__Prompt__
Find every line in the records below that holds the word "this", and copy each one.

__Extracted information__
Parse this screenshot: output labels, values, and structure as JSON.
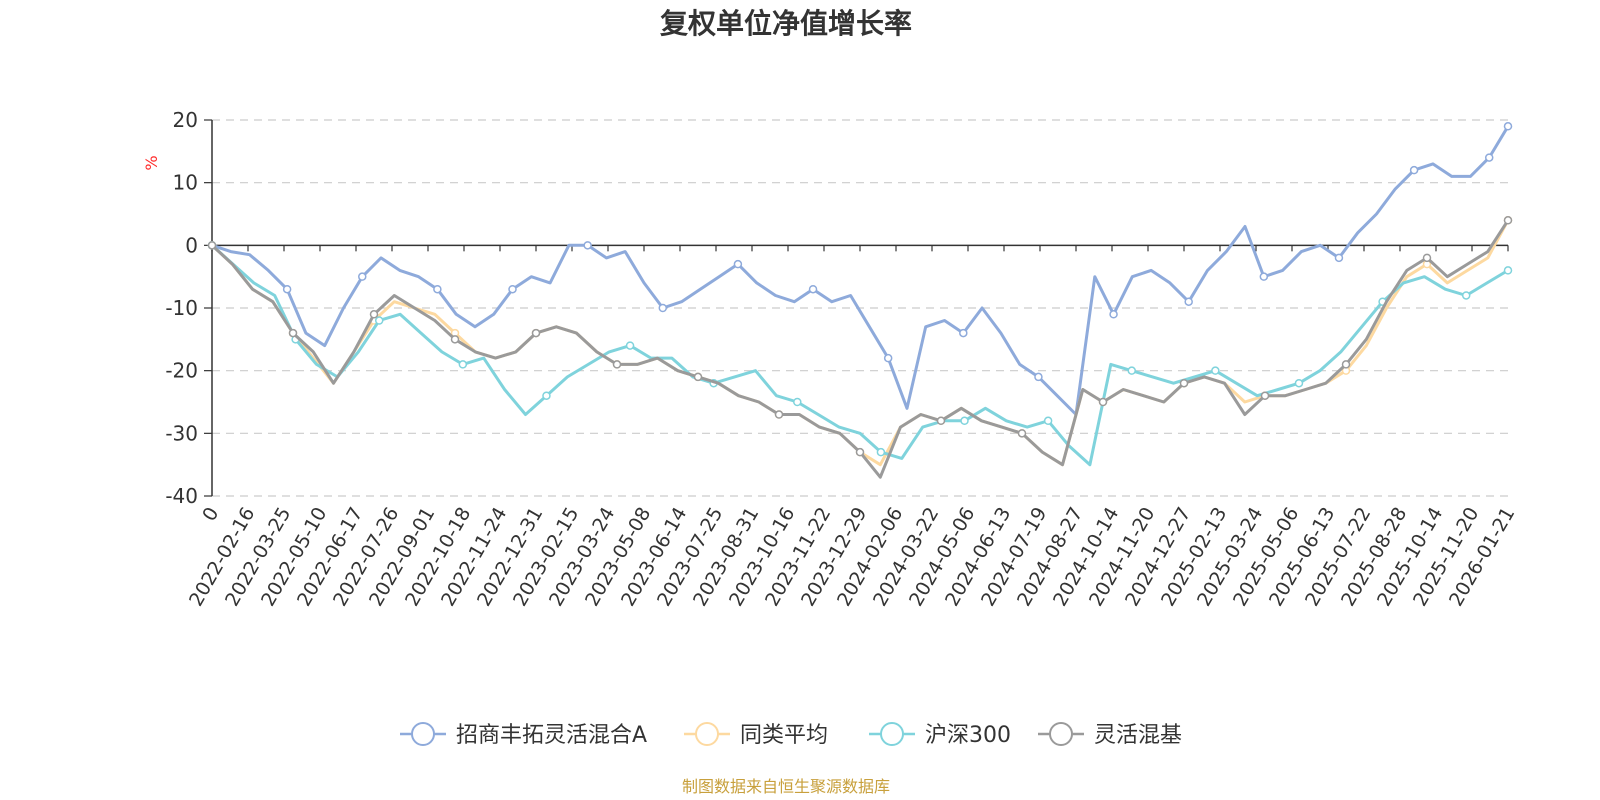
{
  "chart_data": {
    "type": "line",
    "title": "复权单位净值增长率",
    "ylabel": "%",
    "ylim": [
      -40,
      20
    ],
    "yticks": [
      20,
      10,
      0,
      -10,
      -20,
      -30,
      -40
    ],
    "x_tick_labels": [
      "0",
      "2022-02-16",
      "2022-03-25",
      "2022-05-10",
      "2022-06-17",
      "2022-07-26",
      "2022-09-01",
      "2022-10-18",
      "2022-11-24",
      "2022-12-31",
      "2023-02-15",
      "2023-03-24",
      "2023-05-08",
      "2023-06-14",
      "2023-07-25",
      "2023-08-31",
      "2023-10-16",
      "2023-11-22",
      "2023-12-29",
      "2024-02-06",
      "2024-03-22",
      "2024-05-06",
      "2024-06-13",
      "2024-07-19",
      "2024-08-27",
      "2024-10-14",
      "2024-11-20",
      "2024-12-27",
      "2025-02-13",
      "2025-03-24",
      "2025-05-06",
      "2025-06-13",
      "2025-07-22",
      "2025-08-28",
      "2025-10-14",
      "2025-11-20",
      "2026-01-21"
    ],
    "grid": "horizontal-dashed",
    "legend_position": "bottom-center",
    "series": [
      {
        "name": "招商丰拓灵活混合A",
        "color": "#8eaadb",
        "values": [
          0,
          -1,
          -1.5,
          -4,
          -7,
          -14,
          -16,
          -10,
          -5,
          -2,
          -4,
          -5,
          -7,
          -11,
          -13,
          -11,
          -7,
          -5,
          -6,
          0,
          0,
          -2,
          -1,
          -6,
          -10,
          -9,
          -7,
          -5,
          -3,
          -6,
          -8,
          -9,
          -7,
          -9,
          -8,
          -13,
          -18,
          -26,
          -13,
          -12,
          -14,
          -10,
          -14,
          -19,
          -21,
          -24,
          -27,
          -5,
          -11,
          -5,
          -4,
          -6,
          -9,
          -4,
          -1,
          3,
          -5,
          -4,
          -1,
          0,
          -2,
          2,
          5,
          9,
          12,
          13,
          11,
          11,
          14,
          19
        ]
      },
      {
        "name": "同类平均",
        "color": "#fdd9a0",
        "values": [
          0,
          -3,
          -7,
          -9,
          -14,
          -18,
          -22,
          -17,
          -12,
          -9,
          -10,
          -11,
          -14,
          -17,
          -18,
          -17,
          -14,
          -13,
          -14,
          -17,
          -19,
          -19,
          -18,
          -20,
          -21,
          -22,
          -24,
          -25,
          -27,
          -27,
          -29,
          -30,
          -33,
          -35,
          -29,
          -27,
          -28,
          -26,
          -28,
          -29,
          -30,
          -33,
          -35,
          -23,
          -25,
          -23,
          -24,
          -25,
          -22,
          -21,
          -22,
          -25,
          -24,
          -24,
          -23,
          -22,
          -20,
          -16,
          -10,
          -5,
          -3,
          -6,
          -4,
          -2,
          4
        ]
      },
      {
        "name": "沪深300",
        "color": "#7fd3dc",
        "values": [
          0,
          -3,
          -6,
          -8,
          -15,
          -19,
          -21,
          -17,
          -12,
          -11,
          -14,
          -17,
          -19,
          -18,
          -23,
          -27,
          -24,
          -21,
          -19,
          -17,
          -16,
          -18,
          -18,
          -21,
          -22,
          -21,
          -20,
          -24,
          -25,
          -27,
          -29,
          -30,
          -33,
          -34,
          -29,
          -28,
          -28,
          -26,
          -28,
          -29,
          -28,
          -32,
          -35,
          -19,
          -20,
          -21,
          -22,
          -21,
          -20,
          -22,
          -24,
          -23,
          -22,
          -20,
          -17,
          -13,
          -9,
          -6,
          -5,
          -7,
          -8,
          -6,
          -4
        ]
      },
      {
        "name": "灵活混基",
        "color": "#9a9a9a",
        "values": [
          0,
          -3,
          -7,
          -9,
          -14,
          -17,
          -22,
          -17,
          -11,
          -8,
          -10,
          -12,
          -15,
          -17,
          -18,
          -17,
          -14,
          -13,
          -14,
          -17,
          -19,
          -19,
          -18,
          -20,
          -21,
          -22,
          -24,
          -25,
          -27,
          -27,
          -29,
          -30,
          -33,
          -37,
          -29,
          -27,
          -28,
          -26,
          -28,
          -29,
          -30,
          -33,
          -35,
          -23,
          -25,
          -23,
          -24,
          -25,
          -22,
          -21,
          -22,
          -27,
          -24,
          -24,
          -23,
          -22,
          -19,
          -15,
          -9,
          -4,
          -2,
          -5,
          -3,
          -1,
          4
        ]
      }
    ]
  },
  "footer": {
    "source": "制图数据来自恒生聚源数据库"
  }
}
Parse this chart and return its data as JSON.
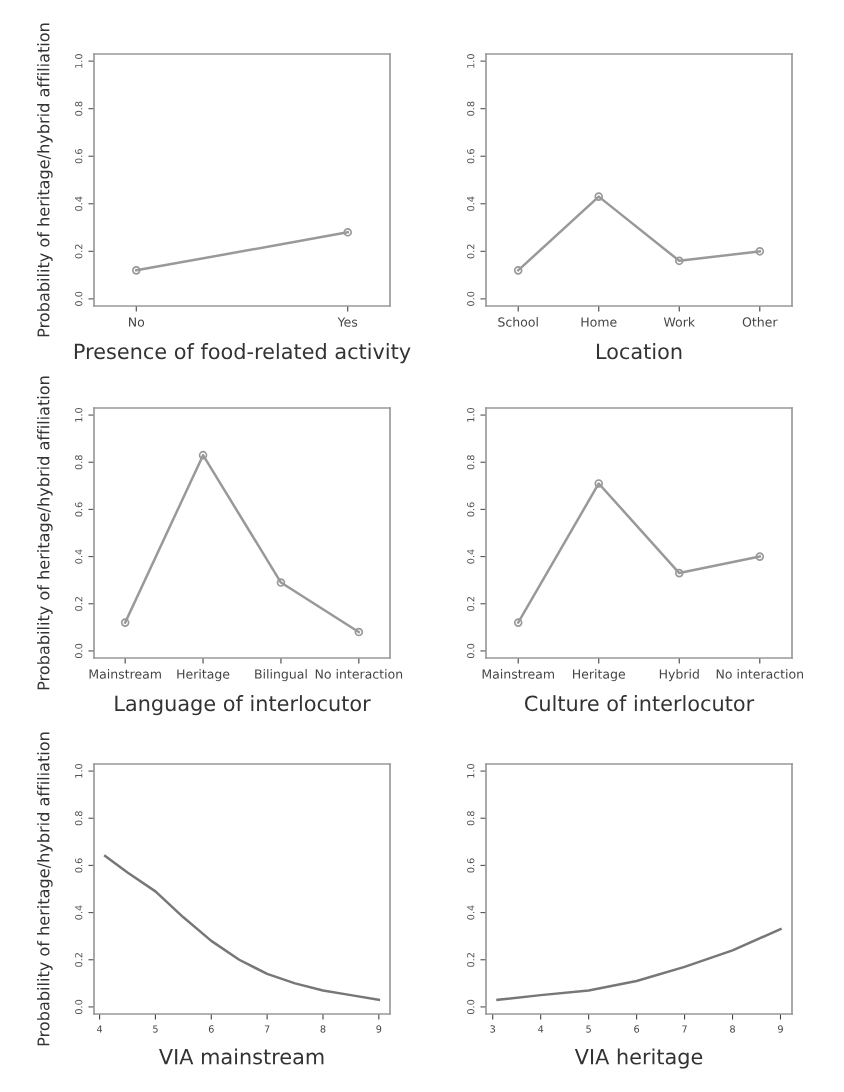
{
  "chart_data": [
    {
      "type": "line",
      "ylabel": "Probability of heritage/hybrid affiliation",
      "xlabel": "Presence of food-related activity",
      "categories": [
        "No",
        "Yes"
      ],
      "values": [
        0.12,
        0.28
      ],
      "color": "#999999",
      "marker": "circle",
      "ylim": [
        -0.03,
        1.03
      ],
      "yticks": [
        {
          "value": 0,
          "label": "0.0"
        },
        {
          "value": 0.2,
          "label": "0.2"
        },
        {
          "value": 0.4,
          "label": "0.4"
        },
        {
          "value": 0.6,
          "label": "0.6"
        },
        {
          "value": 0.8,
          "label": "0.8"
        },
        {
          "value": 1,
          "label": "1.0"
        }
      ]
    },
    {
      "type": "line",
      "xlabel": "Location",
      "categories": [
        "School",
        "Home",
        "Work",
        "Other"
      ],
      "values": [
        0.12,
        0.43,
        0.16,
        0.2
      ],
      "color": "#999999",
      "marker": "circle",
      "ylim": [
        -0.03,
        1.03
      ],
      "yticks": [
        {
          "value": 0,
          "label": "0.0"
        },
        {
          "value": 0.2,
          "label": "0.2"
        },
        {
          "value": 0.4,
          "label": "0.4"
        },
        {
          "value": 0.6,
          "label": "0.6"
        },
        {
          "value": 0.8,
          "label": "0.8"
        },
        {
          "value": 1,
          "label": "1.0"
        }
      ]
    },
    {
      "type": "line",
      "ylabel": "Probability of heritage/hybrid affiliation",
      "xlabel": "Language of interlocutor",
      "categories": [
        "Mainstream",
        "Heritage",
        "Bilingual",
        "No interaction"
      ],
      "values": [
        0.12,
        0.83,
        0.29,
        0.08
      ],
      "color": "#999999",
      "marker": "circle",
      "ylim": [
        -0.03,
        1.03
      ],
      "yticks": [
        {
          "value": 0,
          "label": "0.0"
        },
        {
          "value": 0.2,
          "label": "0.2"
        },
        {
          "value": 0.4,
          "label": "0.4"
        },
        {
          "value": 0.6,
          "label": "0.6"
        },
        {
          "value": 0.8,
          "label": "0.8"
        },
        {
          "value": 1,
          "label": "1.0"
        }
      ]
    },
    {
      "type": "line",
      "xlabel": "Culture of interlocutor",
      "categories": [
        "Mainstream",
        "Heritage",
        "Hybrid",
        "No interaction"
      ],
      "values": [
        0.12,
        0.71,
        0.33,
        0.4
      ],
      "color": "#999999",
      "marker": "circle",
      "ylim": [
        -0.03,
        1.03
      ],
      "yticks": [
        {
          "value": 0,
          "label": "0.0"
        },
        {
          "value": 0.2,
          "label": "0.2"
        },
        {
          "value": 0.4,
          "label": "0.4"
        },
        {
          "value": 0.6,
          "label": "0.6"
        },
        {
          "value": 0.8,
          "label": "0.8"
        },
        {
          "value": 1,
          "label": "1.0"
        }
      ]
    },
    {
      "type": "line",
      "ylabel": "Probability of heritage/hybrid affiliation",
      "xlabel": "VIA mainstream",
      "x": [
        4.1,
        4.5,
        5,
        5.5,
        6,
        6.5,
        7,
        7.5,
        8,
        8.5,
        9
      ],
      "values": [
        0.64,
        0.57,
        0.49,
        0.38,
        0.28,
        0.2,
        0.14,
        0.1,
        0.07,
        0.05,
        0.03
      ],
      "color": "#777777",
      "marker": "none",
      "xlim": [
        3.9,
        9.2
      ],
      "xticks": [
        4,
        5,
        6,
        7,
        8,
        9
      ],
      "ylim": [
        -0.03,
        1.03
      ],
      "yticks": [
        {
          "value": 0,
          "label": "0.0"
        },
        {
          "value": 0.2,
          "label": "0.2"
        },
        {
          "value": 0.4,
          "label": "0.4"
        },
        {
          "value": 0.6,
          "label": "0.6"
        },
        {
          "value": 0.8,
          "label": "0.8"
        },
        {
          "value": 1,
          "label": "1.0"
        }
      ]
    },
    {
      "type": "line",
      "xlabel": "VIA heritage",
      "x": [
        3.1,
        4,
        5,
        6,
        7,
        8,
        9
      ],
      "values": [
        0.03,
        0.05,
        0.07,
        0.11,
        0.17,
        0.24,
        0.33
      ],
      "color": "#777777",
      "marker": "none",
      "xlim": [
        2.86,
        9.24
      ],
      "xticks": [
        3,
        4,
        5,
        6,
        7,
        8,
        9
      ],
      "ylim": [
        -0.03,
        1.03
      ],
      "yticks": [
        {
          "value": 0,
          "label": "0.0"
        },
        {
          "value": 0.2,
          "label": "0.2"
        },
        {
          "value": 0.4,
          "label": "0.4"
        },
        {
          "value": 0.6,
          "label": "0.6"
        },
        {
          "value": 0.8,
          "label": "0.8"
        },
        {
          "value": 1,
          "label": "1.0"
        }
      ]
    }
  ]
}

__Exercise output__
Parse this screenshot: output labels, values, and structure as JSON.
Parse this chart and return its data as JSON.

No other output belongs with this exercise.